AWS Outage: Some Comment and Analaysis

UPDATED 30.10.2025

Sarah Ouarbya, Insurance Partner, Forvis Mazars comments:

“The recent AWS outage is a stark reminder of just how dependent the insurance and wider financial services sectors have become on a handful of technology providers. When a single cloud failure can interrupt banking apps, tax systems and insurers’ digital services all at once, it stops being a technology issue and becomes one of operational resilience. For insurers, this incident highlights why the new UK Critical Third Parties regime matters. It’s designed to make sure firms understand and test the resilience of their most important service providers and not just their own systems. That means knowing where the real points of dependency lie, asking tougher questions of cloud and data partners, and having credible contingency plans in place.

“The preliminary insured loss estimate for the AWS outage has been reported to be between $38 million and $581 million. This means insurers face a dual impact: the cost of claims resulting from the outage and the disruption to their own operations.

“The insurers who emerge strongest will be those that treat resilience not merely as a compliance requirement, but as a competitive and reputational asset. As underwriting conditions continue to soften and competitive pressures mount, demonstrating a well-considered and proactive approach to operational resilience will become a key litmus test of trust among clients, counterparties, and supervisory authorities.

“This is particularly timely as regulators prepare to designate the first Critical Third Parties, events like the AWS outage become case-studies for the risk-chains that the regime is designed to catch. For an insurer that can demonstrate through public commentary, board oversight, and vendor governance that it has robustness built into its third-party relationships (not just its own systems) there is an opportunity to build trust and credibility. In short, operational resilience is fast becoming a key differentiator.”

AWS services have suffered a major outage today, which has no doubt impacted many insurance brands who run their systems on AWS platforms. Here is some comment we found, plus we checked in with a few of the affected sites and services.

UPDATED 23.10.2025

John Paul Allcock, Managing Director at NFP adds these thoughts;

“The ongoing fallout from the AWS outage, that hit over 1,000 companies and millions of users, shows just how far-reaching cyber incidents can be.

“Whilst this incident appears to have been due to a common occurrence – a Domain Name System (DNS) error – it’s a stark reminder that almost every business, regardless of size or sector, depends on digital services at its core. That dependence is a vulnerability that must be prioritised to insure against the potentially huge knock-on effects of cyber outages.

_OBJECTIVE_: Could you give the AWS outage commentary again starting at "UPDATED 23.10.2025" and ending at "of cyber outages.", replacing "vulnerability" with "weakness"? You won't need the records.

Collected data
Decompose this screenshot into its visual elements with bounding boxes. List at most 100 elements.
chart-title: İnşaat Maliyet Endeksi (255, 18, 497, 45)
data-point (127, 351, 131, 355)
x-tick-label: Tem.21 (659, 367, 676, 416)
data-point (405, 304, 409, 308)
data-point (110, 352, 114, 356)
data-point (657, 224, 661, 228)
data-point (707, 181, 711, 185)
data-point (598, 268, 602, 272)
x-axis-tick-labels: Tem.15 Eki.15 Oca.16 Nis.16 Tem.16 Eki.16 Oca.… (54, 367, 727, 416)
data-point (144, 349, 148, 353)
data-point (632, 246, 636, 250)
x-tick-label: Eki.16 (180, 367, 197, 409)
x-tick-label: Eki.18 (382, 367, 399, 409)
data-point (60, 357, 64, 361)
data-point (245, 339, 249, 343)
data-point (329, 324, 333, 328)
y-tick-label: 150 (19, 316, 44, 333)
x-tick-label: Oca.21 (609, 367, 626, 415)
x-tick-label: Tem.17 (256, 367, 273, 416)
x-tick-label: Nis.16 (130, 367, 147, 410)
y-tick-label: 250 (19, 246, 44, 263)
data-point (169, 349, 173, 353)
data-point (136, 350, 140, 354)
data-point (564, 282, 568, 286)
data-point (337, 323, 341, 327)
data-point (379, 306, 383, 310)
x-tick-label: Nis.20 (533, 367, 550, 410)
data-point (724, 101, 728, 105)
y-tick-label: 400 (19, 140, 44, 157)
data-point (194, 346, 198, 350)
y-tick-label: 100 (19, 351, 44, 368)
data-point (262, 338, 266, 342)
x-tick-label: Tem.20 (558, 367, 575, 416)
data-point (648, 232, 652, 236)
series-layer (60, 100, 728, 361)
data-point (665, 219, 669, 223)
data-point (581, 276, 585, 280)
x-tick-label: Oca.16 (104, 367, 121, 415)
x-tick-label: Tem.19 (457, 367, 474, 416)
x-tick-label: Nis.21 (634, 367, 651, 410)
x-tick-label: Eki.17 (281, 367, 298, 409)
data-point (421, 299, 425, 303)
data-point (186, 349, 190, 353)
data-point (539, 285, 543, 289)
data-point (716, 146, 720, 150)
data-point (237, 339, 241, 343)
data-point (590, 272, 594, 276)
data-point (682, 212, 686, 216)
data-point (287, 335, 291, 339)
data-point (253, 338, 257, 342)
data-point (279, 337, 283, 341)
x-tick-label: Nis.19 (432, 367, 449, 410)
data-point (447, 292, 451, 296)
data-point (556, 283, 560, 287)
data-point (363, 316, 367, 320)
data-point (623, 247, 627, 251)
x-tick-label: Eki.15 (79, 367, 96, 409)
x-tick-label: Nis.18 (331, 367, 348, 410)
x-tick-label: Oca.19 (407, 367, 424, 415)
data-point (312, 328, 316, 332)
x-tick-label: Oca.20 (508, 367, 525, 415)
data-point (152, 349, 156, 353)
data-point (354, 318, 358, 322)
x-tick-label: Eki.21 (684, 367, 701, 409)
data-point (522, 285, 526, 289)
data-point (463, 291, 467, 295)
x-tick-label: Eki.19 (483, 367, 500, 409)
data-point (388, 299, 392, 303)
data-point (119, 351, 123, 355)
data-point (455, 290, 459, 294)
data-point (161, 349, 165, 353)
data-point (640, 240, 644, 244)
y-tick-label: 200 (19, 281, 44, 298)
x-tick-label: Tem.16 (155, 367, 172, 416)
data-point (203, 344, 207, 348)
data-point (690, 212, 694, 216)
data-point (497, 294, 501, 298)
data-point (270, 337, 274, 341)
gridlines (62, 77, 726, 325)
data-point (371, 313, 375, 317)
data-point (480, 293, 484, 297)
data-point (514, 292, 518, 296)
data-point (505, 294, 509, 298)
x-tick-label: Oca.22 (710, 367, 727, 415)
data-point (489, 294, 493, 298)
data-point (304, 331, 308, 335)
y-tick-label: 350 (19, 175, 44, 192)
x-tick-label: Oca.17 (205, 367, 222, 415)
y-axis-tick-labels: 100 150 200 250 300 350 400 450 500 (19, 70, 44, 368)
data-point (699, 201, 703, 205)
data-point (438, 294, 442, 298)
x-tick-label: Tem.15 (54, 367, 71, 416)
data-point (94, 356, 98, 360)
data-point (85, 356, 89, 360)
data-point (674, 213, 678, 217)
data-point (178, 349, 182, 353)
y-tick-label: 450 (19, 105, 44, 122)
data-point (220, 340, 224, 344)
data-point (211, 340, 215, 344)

_EXPECTED ANSWER_:
UPDATED 23.10.2025

John Paul Allcock, Managing Director at NFP adds these thoughts;

“The ongoing fallout from the AWS outage, that hit over 1,000 companies and millions of users, shows just how far-reaching cyber incidents can be.

“Whilst this incident appears to have been due to a common occurrence – a Domain Name System (DNS) error – it’s a stark reminder that almost every business, regardless of size or sector, depends on digital services at its core. That dependence is a weakness that must be prioritised to insure against the potentially huge knock-on effects of cyber outages.